** START **

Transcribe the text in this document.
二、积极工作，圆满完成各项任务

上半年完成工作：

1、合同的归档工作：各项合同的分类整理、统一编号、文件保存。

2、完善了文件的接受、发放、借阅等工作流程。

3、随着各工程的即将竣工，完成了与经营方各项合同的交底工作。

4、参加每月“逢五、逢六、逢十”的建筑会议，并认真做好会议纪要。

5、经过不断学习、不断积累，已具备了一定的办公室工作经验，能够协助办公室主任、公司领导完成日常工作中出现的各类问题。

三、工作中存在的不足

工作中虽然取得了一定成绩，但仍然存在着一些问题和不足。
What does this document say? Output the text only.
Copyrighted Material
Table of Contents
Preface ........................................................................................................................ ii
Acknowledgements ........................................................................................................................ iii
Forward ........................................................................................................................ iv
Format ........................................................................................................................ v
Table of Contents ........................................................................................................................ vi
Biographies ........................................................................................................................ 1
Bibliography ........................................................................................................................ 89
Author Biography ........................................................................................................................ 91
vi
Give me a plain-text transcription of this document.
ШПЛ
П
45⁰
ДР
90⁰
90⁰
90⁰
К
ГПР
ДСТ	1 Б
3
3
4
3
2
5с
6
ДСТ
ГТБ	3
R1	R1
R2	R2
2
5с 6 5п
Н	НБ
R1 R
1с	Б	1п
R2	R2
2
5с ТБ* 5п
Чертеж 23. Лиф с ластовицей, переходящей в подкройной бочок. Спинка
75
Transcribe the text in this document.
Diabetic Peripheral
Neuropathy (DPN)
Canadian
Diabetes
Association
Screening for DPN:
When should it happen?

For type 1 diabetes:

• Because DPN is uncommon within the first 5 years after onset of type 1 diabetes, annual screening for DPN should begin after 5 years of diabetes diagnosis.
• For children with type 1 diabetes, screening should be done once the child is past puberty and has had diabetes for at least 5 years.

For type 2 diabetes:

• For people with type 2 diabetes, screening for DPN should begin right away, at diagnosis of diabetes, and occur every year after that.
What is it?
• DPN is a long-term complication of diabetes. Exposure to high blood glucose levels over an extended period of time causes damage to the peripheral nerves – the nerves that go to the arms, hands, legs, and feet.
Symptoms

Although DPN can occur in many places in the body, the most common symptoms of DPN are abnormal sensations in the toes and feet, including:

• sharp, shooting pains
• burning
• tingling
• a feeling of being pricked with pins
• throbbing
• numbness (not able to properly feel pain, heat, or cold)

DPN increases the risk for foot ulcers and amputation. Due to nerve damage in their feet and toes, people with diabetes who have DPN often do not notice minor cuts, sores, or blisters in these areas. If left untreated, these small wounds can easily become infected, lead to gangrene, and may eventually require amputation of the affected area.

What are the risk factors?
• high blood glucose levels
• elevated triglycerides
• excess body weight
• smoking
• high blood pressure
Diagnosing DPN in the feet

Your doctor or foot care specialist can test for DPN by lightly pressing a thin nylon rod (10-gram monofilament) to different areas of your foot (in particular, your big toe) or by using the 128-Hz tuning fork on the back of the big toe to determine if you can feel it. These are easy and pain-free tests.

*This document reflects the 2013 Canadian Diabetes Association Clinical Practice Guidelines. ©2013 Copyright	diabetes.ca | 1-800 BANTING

** END **

From the records above, copy every line that holds the word "toes".

Although DPN can occur in many places in the body, the most common symptoms of DPN are abnormal sensations in the toes and feet, including:
DPN increases the risk for foot ulcers and amputation. Due to nerve damage in their feet and toes, people with diabetes who have DPN often do not notice minor cuts, sores, or blisters in these areas. If left untreated, these small wounds can easily become infected, lead to gangrene, and may eventually require amputation of the affected area.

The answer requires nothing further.